> _SUPPLIED MATERIAL_
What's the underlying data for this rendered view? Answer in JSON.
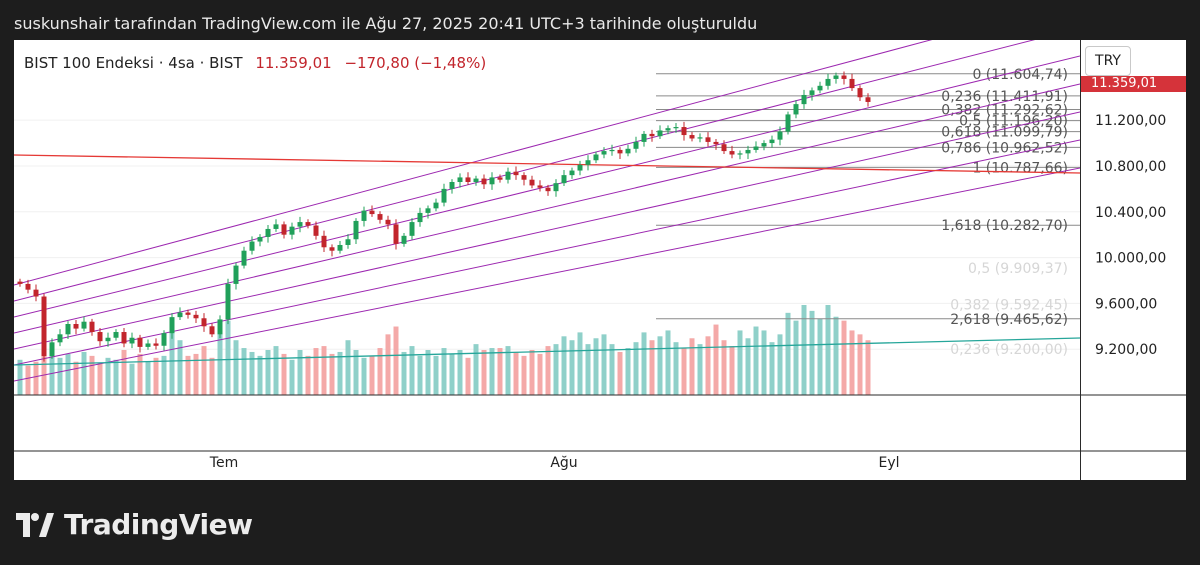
{
  "caption": "suskunshair tarafından TradingView.com ile Ağu 27, 2025 20:41 UTC+3 tarihinde oluşturuldu",
  "symbol": {
    "name": "BIST 100 Endeksi · 4sa · BIST",
    "last": "11.359,01",
    "change": "−170,80 (−1,48%)"
  },
  "currency": "TRY",
  "last_price_tag": "11.359,01",
  "brand": "TradingView",
  "colors": {
    "up": "#20a05a",
    "down": "#c2252c",
    "channel": "#9c27b0",
    "trend_red": "#e53935",
    "trend_teal": "#26a69a",
    "fib": "#8a8a8a",
    "vol_up": "#8fd0c9",
    "vol_down": "#f4a9a8"
  },
  "chart_data": {
    "type": "candlestick",
    "x_labels": [
      {
        "label": "Tem",
        "date": "2025-07-01"
      },
      {
        "label": "Ağu",
        "date": "2025-08-01"
      },
      {
        "label": "Eyl",
        "date": "2025-09-01"
      }
    ],
    "y_ticks": [
      "11.200,00",
      "10.800,00",
      "10.400,00",
      "10.000,00",
      "9.600,00",
      "9.200,00"
    ],
    "y_tick_values": [
      11200,
      10800,
      10400,
      10000,
      9600,
      9200
    ],
    "ylim": [
      8800,
      11900
    ],
    "fib_levels": [
      {
        "label": "0 (11.604,74)",
        "value": 11604.74
      },
      {
        "label": "0,236 (11.411,91)",
        "value": 11411.91
      },
      {
        "label": "0,382 (11.292,62)",
        "value": 11292.62
      },
      {
        "label": "0,5 (11.196,20)",
        "value": 11196.2
      },
      {
        "label": "0,618 (11.099,79)",
        "value": 11099.79
      },
      {
        "label": "0,786 (10.962,52)",
        "value": 10962.52
      },
      {
        "label": "1 (10.787,66)",
        "value": 10787.66
      },
      {
        "label": "1,618 (10.282,70)",
        "value": 10282.7
      },
      {
        "label": "2,618 (9.465,62)",
        "value": 9465.62
      }
    ],
    "faint_levels": [
      {
        "label": "0,5 (9.909,37)",
        "value": 9909.37
      },
      {
        "label": "0,382 (9.592,45)",
        "value": 9592.45
      },
      {
        "label": "0,236 (9.200,00)",
        "value": 9200.0
      }
    ],
    "closes": [
      9770,
      9720,
      9660,
      9140,
      9260,
      9330,
      9420,
      9380,
      9440,
      9350,
      9270,
      9300,
      9350,
      9250,
      9300,
      9220,
      9250,
      9230,
      9340,
      9480,
      9520,
      9500,
      9470,
      9400,
      9330,
      9460,
      9770,
      9930,
      10060,
      10140,
      10180,
      10250,
      10290,
      10200,
      10270,
      10310,
      10280,
      10190,
      10090,
      10060,
      10110,
      10160,
      10320,
      10410,
      10380,
      10330,
      10290,
      10120,
      10190,
      10310,
      10390,
      10430,
      10480,
      10600,
      10660,
      10700,
      10660,
      10690,
      10640,
      10700,
      10680,
      10750,
      10720,
      10680,
      10630,
      10610,
      10580,
      10650,
      10720,
      10760,
      10810,
      10850,
      10900,
      10930,
      10940,
      10910,
      10950,
      11010,
      11080,
      11060,
      11110,
      11130,
      11140,
      11070,
      11040,
      11050,
      11010,
      10990,
      10930,
      10900,
      10910,
      10940,
      10970,
      11000,
      11030,
      11100,
      11250,
      11340,
      11420,
      11460,
      11500,
      11560,
      11590,
      11560,
      11480,
      11400,
      11359
    ],
    "volumes": [
      180,
      150,
      170,
      260,
      240,
      190,
      210,
      170,
      220,
      200,
      160,
      190,
      180,
      230,
      160,
      210,
      170,
      190,
      200,
      340,
      280,
      200,
      210,
      250,
      190,
      360,
      380,
      280,
      240,
      220,
      200,
      230,
      250,
      210,
      180,
      230,
      200,
      240,
      250,
      210,
      220,
      280,
      230,
      190,
      200,
      240,
      310,
      350,
      220,
      250,
      200,
      230,
      200,
      240,
      210,
      230,
      190,
      260,
      230,
      240,
      240,
      250,
      220,
      200,
      230,
      210,
      250,
      260,
      300,
      280,
      320,
      260,
      290,
      310,
      260,
      220,
      240,
      270,
      320,
      280,
      300,
      330,
      270,
      240,
      290,
      260,
      300,
      360,
      280,
      250,
      330,
      290,
      350,
      330,
      270,
      310,
      420,
      380,
      460,
      430,
      390,
      460,
      400,
      380,
      330,
      310,
      280
    ]
  }
}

> _WRITTEN EXERCISE_
Quote each line of the listing exactly, but leave the pictures out.

> _FULL OUTPUT_
What's the underlying data for this rendered view? Answer in JSON.
{
  "caption": "suskunshair tarafından TradingView.com ile Ağu 27, 2025 20:41 UTC+3 tarihinde oluşturuldu",
  "symbol": {
    "name": "BIST 100 Endeksi · 4sa · BIST",
    "last": "11.359,01",
    "change": "−170,80 (−1,48%)"
  },
  "currency": "TRY",
  "last_price_tag": "11.359,01",
  "brand": "TradingView",
  "colors": {
    "up": "#20a05a",
    "down": "#c2252c",
    "channel": "#9c27b0",
    "trend_red": "#e53935",
    "trend_teal": "#26a69a",
    "fib": "#8a8a8a",
    "vol_up": "#8fd0c9",
    "vol_down": "#f4a9a8"
  },
  "chart_data": {
    "type": "candlestick",
    "x_labels": [
      {
        "label": "Tem",
        "date": "2025-07-01"
      },
      {
        "label": "Ağu",
        "date": "2025-08-01"
      },
      {
        "label": "Eyl",
        "date": "2025-09-01"
      }
    ],
    "y_ticks": [
      "11.200,00",
      "10.800,00",
      "10.400,00",
      "10.000,00",
      "9.600,00",
      "9.200,00"
    ],
    "y_tick_values": [
      11200,
      10800,
      10400,
      10000,
      9600,
      9200
    ],
    "ylim": [
      8800,
      11900
    ],
    "fib_levels": [
      {
        "label": "0 (11.604,74)",
        "value": 11604.74
      },
      {
        "label": "0,236 (11.411,91)",
        "value": 11411.91
      },
      {
        "label": "0,382 (11.292,62)",
        "value": 11292.62
      },
      {
        "label": "0,5 (11.196,20)",
        "value": 11196.2
      },
      {
        "label": "0,618 (11.099,79)",
        "value": 11099.79
      },
      {
        "label": "0,786 (10.962,52)",
        "value": 10962.52
      },
      {
        "label": "1 (10.787,66)",
        "value": 10787.66
      },
      {
        "label": "1,618 (10.282,70)",
        "value": 10282.7
      },
      {
        "label": "2,618 (9.465,62)",
        "value": 9465.62
      }
    ],
    "faint_levels": [
      {
        "label": "0,5 (9.909,37)",
        "value": 9909.37
      },
      {
        "label": "0,382 (9.592,45)",
        "value": 9592.45
      },
      {
        "label": "0,236 (9.200,00)",
        "value": 9200.0
      }
    ],
    "closes": [
      9770,
      9720,
      9660,
      9140,
      9260,
      9330,
      9420,
      9380,
      9440,
      9350,
      9270,
      9300,
      9350,
      9250,
      9300,
      9220,
      9250,
      9230,
      9340,
      9480,
      9520,
      9500,
      9470,
      9400,
      9330,
      9460,
      9770,
      9930,
      10060,
      10140,
      10180,
      10250,
      10290,
      10200,
      10270,
      10310,
      10280,
      10190,
      10090,
      10060,
      10110,
      10160,
      10320,
      10410,
      10380,
      10330,
      10290,
      10120,
      10190,
      10310,
      10390,
      10430,
      10480,
      10600,
      10660,
      10700,
      10660,
      10690,
      10640,
      10700,
      10680,
      10750,
      10720,
      10680,
      10630,
      10610,
      10580,
      10650,
      10720,
      10760,
      10810,
      10850,
      10900,
      10930,
      10940,
      10910,
      10950,
      11010,
      11080,
      11060,
      11110,
      11130,
      11140,
      11070,
      11040,
      11050,
      11010,
      10990,
      10930,
      10900,
      10910,
      10940,
      10970,
      11000,
      11030,
      11100,
      11250,
      11340,
      11420,
      11460,
      11500,
      11560,
      11590,
      11560,
      11480,
      11400,
      11359
    ],
    "volumes": [
      180,
      150,
      170,
      260,
      240,
      190,
      210,
      170,
      220,
      200,
      160,
      190,
      180,
      230,
      160,
      210,
      170,
      190,
      200,
      340,
      280,
      200,
      210,
      250,
      190,
      360,
      380,
      280,
      240,
      220,
      200,
      230,
      250,
      210,
      180,
      230,
      200,
      240,
      250,
      210,
      220,
      280,
      230,
      190,
      200,
      240,
      310,
      350,
      220,
      250,
      200,
      230,
      200,
      240,
      210,
      230,
      190,
      260,
      230,
      240,
      240,
      250,
      220,
      200,
      230,
      210,
      250,
      260,
      300,
      280,
      320,
      260,
      290,
      310,
      260,
      220,
      240,
      270,
      320,
      280,
      300,
      330,
      270,
      240,
      290,
      260,
      300,
      360,
      280,
      250,
      330,
      290,
      350,
      330,
      270,
      310,
      420,
      380,
      460,
      430,
      390,
      460,
      400,
      380,
      330,
      310,
      280
    ]
  }
}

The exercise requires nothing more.